◆ Goal
A single number is the answer here: how many lines of the entries contain "structured"?

══════════════════════════════

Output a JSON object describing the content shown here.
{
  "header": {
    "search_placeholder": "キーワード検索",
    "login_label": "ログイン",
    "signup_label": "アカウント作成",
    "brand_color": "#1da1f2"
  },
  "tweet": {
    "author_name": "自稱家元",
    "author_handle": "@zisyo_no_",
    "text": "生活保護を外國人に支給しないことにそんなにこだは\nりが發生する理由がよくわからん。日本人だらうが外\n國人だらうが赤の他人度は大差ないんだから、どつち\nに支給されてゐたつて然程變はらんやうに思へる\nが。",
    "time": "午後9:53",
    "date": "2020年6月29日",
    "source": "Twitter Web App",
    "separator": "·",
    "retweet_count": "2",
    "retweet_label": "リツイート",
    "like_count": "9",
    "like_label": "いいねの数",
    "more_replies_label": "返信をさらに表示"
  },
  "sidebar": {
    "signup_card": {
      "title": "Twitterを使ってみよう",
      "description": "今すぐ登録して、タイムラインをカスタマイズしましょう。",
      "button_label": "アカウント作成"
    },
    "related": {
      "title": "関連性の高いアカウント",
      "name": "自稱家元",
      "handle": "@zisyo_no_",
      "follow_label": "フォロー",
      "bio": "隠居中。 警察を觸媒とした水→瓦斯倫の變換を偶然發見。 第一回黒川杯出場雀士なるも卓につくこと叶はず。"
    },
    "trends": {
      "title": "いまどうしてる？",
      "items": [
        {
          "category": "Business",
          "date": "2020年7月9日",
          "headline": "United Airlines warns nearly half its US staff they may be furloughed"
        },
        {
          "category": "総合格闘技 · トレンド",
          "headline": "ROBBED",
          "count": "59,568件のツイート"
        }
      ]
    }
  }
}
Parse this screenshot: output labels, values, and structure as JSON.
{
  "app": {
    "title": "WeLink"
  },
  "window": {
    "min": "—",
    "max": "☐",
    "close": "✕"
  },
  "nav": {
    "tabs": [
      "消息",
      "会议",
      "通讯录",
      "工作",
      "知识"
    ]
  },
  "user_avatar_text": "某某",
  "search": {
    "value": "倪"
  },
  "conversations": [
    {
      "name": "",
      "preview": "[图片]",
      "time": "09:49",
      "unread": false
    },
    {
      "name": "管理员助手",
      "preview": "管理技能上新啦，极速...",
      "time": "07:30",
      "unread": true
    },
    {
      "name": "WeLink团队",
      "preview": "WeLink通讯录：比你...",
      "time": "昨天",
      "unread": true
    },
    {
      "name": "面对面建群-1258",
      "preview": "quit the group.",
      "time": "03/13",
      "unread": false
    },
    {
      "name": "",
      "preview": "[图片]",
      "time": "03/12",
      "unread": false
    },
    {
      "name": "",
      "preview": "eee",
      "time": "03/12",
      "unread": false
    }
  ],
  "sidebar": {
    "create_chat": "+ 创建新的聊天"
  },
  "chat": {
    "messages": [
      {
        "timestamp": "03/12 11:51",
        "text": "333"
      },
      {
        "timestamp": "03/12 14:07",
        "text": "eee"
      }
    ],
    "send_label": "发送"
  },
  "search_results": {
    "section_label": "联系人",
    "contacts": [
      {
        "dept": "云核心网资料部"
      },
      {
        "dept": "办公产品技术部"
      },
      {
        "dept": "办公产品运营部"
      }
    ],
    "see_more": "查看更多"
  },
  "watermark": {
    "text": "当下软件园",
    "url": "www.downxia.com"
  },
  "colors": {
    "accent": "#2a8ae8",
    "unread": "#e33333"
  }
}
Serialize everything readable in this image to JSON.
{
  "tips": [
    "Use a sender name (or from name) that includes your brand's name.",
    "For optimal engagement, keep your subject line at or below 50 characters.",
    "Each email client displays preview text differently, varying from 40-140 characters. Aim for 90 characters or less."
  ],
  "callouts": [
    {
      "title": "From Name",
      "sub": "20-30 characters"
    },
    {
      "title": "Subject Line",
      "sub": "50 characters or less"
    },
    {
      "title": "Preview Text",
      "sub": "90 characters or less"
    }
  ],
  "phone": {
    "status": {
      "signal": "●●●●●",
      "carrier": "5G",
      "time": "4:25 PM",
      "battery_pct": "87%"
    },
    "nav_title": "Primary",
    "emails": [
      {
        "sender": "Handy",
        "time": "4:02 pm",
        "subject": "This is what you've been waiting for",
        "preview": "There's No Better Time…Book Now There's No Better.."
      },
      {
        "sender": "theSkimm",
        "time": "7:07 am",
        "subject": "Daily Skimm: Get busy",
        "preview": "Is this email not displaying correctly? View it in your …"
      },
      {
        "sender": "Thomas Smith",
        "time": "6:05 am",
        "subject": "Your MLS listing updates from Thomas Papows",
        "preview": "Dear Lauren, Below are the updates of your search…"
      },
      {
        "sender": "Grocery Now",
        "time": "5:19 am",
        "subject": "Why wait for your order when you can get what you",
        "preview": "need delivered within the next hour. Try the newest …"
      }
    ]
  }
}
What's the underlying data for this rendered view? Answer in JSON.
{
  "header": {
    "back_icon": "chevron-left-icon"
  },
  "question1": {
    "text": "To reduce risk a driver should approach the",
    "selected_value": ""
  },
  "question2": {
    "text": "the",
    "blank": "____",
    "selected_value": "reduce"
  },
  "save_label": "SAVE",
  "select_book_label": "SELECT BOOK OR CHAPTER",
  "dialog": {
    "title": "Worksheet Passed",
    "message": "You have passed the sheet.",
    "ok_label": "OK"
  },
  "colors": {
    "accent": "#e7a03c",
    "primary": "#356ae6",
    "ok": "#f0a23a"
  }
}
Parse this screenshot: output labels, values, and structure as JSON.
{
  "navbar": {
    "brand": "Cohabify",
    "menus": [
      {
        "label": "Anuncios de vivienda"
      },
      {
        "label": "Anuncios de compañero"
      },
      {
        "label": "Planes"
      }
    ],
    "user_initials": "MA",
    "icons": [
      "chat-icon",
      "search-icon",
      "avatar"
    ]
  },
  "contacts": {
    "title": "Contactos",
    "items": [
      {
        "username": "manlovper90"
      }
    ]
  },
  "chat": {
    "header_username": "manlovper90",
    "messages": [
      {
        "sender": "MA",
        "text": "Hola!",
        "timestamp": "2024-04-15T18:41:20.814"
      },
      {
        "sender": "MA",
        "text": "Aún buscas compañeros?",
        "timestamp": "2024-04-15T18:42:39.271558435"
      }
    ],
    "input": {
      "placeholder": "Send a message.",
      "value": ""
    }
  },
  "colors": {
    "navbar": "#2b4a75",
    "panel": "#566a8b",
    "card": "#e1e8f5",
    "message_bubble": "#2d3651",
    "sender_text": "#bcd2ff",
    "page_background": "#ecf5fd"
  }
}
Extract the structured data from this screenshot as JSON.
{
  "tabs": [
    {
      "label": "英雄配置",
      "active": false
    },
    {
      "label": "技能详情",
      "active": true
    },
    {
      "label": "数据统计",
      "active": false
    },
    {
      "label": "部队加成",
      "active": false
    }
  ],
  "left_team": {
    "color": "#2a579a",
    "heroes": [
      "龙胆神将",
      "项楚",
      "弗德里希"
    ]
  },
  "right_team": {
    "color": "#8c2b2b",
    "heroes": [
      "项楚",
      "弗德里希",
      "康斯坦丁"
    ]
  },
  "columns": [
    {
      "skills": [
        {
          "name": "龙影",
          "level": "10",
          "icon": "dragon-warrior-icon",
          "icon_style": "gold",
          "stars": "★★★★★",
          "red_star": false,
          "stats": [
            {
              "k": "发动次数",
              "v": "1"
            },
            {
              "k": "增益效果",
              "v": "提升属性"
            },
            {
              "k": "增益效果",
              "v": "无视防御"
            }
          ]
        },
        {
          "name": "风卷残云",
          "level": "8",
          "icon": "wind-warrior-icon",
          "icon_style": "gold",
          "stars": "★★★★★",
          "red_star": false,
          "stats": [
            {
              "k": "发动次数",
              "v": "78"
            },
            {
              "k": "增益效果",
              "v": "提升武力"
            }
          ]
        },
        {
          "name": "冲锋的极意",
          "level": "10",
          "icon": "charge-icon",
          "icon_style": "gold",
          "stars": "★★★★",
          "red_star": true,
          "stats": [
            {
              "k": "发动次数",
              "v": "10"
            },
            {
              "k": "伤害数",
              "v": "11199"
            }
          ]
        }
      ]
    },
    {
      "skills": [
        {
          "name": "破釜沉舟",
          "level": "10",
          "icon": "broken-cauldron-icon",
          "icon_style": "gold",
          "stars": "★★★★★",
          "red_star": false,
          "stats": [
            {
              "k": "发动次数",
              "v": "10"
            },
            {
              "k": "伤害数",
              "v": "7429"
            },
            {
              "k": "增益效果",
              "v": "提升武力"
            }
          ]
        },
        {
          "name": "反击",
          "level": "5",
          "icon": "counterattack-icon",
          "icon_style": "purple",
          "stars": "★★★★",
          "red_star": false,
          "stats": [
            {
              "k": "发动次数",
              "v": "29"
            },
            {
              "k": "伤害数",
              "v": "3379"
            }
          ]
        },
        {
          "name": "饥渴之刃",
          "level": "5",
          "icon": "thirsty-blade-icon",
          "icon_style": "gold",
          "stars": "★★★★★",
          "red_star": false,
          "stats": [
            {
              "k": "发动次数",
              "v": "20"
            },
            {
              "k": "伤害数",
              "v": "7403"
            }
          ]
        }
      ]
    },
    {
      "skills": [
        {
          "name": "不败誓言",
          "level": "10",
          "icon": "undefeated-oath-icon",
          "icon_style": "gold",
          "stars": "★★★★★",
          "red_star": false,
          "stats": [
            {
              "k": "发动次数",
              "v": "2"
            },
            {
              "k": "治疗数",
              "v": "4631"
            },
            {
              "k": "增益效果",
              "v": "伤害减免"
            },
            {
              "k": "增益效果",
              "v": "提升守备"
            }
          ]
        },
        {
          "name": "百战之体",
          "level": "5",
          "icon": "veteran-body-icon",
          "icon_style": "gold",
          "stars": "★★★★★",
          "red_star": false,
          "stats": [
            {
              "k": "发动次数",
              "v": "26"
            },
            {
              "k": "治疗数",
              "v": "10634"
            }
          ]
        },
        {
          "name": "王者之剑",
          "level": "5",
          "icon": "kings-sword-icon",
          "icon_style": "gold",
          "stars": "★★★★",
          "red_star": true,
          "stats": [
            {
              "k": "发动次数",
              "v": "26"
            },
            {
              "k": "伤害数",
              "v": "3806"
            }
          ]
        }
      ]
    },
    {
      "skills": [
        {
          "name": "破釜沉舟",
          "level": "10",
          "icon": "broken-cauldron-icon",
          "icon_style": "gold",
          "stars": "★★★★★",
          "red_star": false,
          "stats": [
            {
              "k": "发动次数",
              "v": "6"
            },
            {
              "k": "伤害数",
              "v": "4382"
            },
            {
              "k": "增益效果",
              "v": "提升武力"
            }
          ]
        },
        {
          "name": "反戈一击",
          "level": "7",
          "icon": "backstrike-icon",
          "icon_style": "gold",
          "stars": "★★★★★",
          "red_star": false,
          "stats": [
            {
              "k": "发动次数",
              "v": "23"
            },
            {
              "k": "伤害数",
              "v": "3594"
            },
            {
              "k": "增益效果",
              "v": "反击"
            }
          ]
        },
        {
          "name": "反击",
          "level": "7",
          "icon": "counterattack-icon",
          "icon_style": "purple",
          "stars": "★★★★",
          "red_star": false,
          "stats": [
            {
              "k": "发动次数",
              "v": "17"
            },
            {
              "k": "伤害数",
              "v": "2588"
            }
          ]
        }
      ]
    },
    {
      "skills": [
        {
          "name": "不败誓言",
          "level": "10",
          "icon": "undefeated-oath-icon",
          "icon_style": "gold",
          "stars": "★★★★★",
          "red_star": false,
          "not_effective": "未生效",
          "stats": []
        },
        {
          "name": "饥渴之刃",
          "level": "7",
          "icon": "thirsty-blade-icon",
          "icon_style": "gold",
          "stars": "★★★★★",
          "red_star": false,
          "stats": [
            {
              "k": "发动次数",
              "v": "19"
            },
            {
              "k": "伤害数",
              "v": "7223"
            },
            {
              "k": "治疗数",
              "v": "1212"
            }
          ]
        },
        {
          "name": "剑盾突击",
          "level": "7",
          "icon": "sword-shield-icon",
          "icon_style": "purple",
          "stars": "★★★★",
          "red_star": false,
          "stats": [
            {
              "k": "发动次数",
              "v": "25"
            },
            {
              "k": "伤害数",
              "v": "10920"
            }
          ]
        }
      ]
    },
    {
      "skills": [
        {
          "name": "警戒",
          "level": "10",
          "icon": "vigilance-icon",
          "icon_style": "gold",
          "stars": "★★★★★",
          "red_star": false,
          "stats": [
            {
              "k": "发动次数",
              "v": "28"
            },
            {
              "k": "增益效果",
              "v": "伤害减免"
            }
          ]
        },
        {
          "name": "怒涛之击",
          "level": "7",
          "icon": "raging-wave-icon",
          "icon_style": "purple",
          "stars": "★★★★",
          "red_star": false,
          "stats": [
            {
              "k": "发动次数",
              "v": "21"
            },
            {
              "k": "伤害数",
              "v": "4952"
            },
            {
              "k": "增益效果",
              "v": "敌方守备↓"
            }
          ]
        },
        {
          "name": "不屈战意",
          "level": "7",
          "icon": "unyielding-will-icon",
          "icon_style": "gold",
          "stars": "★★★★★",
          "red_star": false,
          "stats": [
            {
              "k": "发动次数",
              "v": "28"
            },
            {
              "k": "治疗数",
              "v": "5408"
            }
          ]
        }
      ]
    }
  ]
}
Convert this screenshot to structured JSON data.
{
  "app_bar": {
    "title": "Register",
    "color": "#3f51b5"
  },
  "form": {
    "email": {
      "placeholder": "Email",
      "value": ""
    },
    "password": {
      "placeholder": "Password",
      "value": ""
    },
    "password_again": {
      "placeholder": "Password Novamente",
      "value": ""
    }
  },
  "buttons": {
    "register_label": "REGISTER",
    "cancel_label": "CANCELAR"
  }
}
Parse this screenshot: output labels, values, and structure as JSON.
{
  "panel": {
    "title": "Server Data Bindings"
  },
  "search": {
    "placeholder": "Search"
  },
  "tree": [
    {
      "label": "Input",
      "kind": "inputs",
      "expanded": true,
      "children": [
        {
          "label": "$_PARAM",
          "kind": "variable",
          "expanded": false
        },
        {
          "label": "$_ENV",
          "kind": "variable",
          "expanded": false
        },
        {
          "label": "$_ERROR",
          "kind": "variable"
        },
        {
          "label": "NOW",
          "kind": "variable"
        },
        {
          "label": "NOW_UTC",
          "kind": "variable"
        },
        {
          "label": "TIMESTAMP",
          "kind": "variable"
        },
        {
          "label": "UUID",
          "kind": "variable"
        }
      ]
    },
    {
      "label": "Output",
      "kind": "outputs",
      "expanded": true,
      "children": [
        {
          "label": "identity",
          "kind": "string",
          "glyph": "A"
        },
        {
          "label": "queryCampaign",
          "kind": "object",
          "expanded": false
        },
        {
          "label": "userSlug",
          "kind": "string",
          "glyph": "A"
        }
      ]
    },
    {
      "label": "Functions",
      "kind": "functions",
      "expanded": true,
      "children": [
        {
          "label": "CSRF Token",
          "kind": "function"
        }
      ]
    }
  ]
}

══════════════════════════════

◆ Task solution
2